[Region boundary data]
++++++++++++++++++++
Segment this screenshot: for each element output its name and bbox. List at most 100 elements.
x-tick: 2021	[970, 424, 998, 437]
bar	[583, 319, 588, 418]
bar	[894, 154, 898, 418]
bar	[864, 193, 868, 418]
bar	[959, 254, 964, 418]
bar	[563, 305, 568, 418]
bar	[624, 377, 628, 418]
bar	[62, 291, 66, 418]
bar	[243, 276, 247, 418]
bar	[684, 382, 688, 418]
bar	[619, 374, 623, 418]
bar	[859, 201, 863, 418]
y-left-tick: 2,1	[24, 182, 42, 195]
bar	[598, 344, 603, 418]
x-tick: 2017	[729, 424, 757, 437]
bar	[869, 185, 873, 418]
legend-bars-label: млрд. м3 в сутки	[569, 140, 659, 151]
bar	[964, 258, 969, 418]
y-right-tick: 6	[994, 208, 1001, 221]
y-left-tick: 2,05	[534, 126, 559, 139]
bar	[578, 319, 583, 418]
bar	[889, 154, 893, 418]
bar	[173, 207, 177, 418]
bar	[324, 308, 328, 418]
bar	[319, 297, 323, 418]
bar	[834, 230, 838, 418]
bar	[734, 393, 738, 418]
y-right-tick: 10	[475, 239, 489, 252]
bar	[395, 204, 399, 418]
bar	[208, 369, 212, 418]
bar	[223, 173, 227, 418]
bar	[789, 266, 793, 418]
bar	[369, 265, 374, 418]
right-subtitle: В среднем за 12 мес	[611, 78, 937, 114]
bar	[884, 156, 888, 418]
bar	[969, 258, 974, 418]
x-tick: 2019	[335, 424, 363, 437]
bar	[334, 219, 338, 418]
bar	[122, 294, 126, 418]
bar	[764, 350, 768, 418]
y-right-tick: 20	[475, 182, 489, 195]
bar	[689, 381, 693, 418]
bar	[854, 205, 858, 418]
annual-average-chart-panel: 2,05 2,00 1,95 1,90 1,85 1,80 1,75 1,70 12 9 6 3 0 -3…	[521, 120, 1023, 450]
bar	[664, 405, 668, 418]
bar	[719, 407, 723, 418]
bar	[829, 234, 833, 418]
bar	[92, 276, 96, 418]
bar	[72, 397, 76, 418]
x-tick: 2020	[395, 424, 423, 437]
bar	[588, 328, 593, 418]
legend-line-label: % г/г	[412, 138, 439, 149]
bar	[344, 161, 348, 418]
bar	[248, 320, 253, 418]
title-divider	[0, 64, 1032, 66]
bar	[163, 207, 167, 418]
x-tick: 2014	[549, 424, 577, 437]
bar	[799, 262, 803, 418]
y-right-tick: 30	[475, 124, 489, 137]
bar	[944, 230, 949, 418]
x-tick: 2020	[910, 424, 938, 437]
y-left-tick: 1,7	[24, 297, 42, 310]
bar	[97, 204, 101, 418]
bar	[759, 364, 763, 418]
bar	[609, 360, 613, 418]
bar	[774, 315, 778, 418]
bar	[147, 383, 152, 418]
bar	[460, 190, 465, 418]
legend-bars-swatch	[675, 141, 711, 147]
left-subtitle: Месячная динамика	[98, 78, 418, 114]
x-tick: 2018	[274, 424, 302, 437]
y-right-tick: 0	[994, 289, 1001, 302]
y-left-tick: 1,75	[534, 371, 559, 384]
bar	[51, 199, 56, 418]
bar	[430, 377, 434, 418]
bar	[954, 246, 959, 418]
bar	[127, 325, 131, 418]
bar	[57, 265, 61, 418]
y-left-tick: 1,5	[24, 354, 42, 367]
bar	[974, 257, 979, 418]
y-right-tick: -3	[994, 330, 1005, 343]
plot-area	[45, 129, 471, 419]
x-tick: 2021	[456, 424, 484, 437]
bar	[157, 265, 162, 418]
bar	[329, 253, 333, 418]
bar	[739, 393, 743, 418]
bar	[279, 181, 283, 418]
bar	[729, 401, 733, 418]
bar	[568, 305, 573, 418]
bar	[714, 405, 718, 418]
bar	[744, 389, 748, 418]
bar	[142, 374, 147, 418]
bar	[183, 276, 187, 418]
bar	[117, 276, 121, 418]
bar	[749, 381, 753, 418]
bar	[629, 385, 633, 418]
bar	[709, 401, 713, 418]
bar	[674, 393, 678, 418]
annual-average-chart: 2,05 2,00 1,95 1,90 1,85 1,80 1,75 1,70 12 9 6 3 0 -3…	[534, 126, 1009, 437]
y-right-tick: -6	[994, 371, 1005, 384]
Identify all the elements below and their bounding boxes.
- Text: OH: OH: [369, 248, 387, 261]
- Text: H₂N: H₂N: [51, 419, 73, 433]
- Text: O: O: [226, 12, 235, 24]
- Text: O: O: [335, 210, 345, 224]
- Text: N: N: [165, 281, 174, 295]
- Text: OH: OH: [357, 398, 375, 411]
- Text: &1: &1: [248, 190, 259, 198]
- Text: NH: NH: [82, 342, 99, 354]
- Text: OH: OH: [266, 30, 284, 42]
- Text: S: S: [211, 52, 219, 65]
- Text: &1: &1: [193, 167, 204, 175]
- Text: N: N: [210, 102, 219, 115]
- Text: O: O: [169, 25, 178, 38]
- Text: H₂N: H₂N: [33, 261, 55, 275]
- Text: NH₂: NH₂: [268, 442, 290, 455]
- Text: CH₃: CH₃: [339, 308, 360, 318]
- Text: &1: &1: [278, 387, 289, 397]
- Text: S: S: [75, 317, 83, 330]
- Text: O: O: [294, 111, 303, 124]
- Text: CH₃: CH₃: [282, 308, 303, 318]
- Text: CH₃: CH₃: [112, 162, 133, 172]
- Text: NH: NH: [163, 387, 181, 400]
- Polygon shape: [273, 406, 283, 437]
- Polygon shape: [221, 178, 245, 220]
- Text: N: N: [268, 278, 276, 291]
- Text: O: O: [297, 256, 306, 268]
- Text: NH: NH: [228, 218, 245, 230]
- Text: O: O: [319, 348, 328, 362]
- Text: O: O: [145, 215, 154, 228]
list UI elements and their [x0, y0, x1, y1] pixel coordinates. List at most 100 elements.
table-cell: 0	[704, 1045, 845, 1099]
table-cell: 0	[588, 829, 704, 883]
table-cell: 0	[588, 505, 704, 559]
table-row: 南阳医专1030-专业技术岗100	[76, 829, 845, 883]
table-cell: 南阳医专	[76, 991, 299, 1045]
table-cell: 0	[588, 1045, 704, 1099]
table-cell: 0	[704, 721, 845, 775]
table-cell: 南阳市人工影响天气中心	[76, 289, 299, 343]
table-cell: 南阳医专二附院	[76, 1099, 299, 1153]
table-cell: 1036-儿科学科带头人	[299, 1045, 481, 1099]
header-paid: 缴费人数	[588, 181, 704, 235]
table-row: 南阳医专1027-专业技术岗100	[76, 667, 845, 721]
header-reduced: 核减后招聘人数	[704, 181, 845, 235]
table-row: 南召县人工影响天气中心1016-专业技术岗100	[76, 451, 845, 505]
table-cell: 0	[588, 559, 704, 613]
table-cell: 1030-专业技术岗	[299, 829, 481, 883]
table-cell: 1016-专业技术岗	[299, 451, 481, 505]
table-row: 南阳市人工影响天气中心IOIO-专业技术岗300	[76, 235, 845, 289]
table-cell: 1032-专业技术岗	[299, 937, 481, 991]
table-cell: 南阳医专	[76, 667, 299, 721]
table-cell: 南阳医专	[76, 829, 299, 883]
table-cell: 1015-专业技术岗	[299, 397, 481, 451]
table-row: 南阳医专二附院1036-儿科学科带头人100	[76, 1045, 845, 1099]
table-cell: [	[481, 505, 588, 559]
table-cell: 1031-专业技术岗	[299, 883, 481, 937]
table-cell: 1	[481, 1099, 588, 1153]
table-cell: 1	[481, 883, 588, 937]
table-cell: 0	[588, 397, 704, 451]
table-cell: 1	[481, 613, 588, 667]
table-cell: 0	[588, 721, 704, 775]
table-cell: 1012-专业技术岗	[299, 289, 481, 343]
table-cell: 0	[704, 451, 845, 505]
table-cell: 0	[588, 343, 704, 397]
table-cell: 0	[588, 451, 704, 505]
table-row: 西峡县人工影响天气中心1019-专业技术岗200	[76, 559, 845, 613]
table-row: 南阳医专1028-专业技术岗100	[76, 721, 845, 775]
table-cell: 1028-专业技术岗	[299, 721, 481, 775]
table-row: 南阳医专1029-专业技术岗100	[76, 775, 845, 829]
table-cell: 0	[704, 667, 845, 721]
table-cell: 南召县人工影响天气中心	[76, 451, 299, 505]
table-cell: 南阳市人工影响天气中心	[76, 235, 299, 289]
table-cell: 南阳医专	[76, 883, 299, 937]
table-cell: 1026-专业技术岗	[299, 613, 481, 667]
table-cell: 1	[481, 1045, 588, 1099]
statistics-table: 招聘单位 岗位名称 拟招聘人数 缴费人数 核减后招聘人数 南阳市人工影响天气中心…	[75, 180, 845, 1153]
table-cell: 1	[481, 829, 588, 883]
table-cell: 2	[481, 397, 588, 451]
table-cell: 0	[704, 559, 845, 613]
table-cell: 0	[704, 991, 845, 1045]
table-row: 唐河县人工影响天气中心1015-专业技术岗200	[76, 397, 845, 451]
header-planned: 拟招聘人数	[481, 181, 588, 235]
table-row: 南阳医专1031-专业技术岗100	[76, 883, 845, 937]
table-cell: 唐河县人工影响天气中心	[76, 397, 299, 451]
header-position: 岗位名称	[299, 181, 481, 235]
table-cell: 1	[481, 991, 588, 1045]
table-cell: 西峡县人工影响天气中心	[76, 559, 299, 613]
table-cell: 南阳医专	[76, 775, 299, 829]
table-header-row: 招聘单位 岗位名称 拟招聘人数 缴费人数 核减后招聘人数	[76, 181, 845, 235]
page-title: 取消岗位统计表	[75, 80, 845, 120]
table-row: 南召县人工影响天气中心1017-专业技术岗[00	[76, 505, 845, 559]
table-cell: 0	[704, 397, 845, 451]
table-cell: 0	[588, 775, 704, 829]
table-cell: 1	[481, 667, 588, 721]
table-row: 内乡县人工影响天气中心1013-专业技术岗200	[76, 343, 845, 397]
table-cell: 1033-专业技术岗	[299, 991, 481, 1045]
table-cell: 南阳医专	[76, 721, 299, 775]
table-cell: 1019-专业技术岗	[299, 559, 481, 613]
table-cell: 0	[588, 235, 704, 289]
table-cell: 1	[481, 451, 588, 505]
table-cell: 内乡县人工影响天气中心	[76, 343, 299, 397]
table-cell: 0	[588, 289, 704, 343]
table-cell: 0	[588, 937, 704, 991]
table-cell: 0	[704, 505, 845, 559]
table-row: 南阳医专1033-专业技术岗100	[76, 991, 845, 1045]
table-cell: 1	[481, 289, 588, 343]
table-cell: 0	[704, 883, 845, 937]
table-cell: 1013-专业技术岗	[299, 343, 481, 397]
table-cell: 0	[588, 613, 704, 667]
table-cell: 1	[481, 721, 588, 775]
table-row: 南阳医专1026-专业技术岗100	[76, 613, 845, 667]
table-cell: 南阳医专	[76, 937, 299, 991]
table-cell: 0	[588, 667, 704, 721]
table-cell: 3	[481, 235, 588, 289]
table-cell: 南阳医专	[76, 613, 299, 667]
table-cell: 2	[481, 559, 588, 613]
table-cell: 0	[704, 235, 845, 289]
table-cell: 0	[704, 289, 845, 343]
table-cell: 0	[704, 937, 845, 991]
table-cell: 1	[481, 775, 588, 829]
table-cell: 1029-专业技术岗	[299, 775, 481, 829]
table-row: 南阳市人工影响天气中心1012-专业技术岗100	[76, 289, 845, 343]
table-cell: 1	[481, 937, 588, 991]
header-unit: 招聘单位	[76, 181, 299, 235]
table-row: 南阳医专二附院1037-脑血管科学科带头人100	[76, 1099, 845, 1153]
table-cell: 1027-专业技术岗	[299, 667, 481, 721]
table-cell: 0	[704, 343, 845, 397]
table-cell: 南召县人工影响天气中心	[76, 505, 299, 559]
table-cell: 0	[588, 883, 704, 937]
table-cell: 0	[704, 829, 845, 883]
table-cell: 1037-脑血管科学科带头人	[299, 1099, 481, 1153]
++++++++++++++++++++
Copy the stretch of the records from the very beginning through the line that contains "291, 66, 418]", including that line.

Segment this screenshot: for each element output its name and bbox. List at most 100 elements.
x-tick: 2021	[970, 424, 998, 437]
bar	[583, 319, 588, 418]
bar	[894, 154, 898, 418]
bar	[864, 193, 868, 418]
bar	[959, 254, 964, 418]
bar	[563, 305, 568, 418]
bar	[624, 377, 628, 418]
bar	[62, 291, 66, 418]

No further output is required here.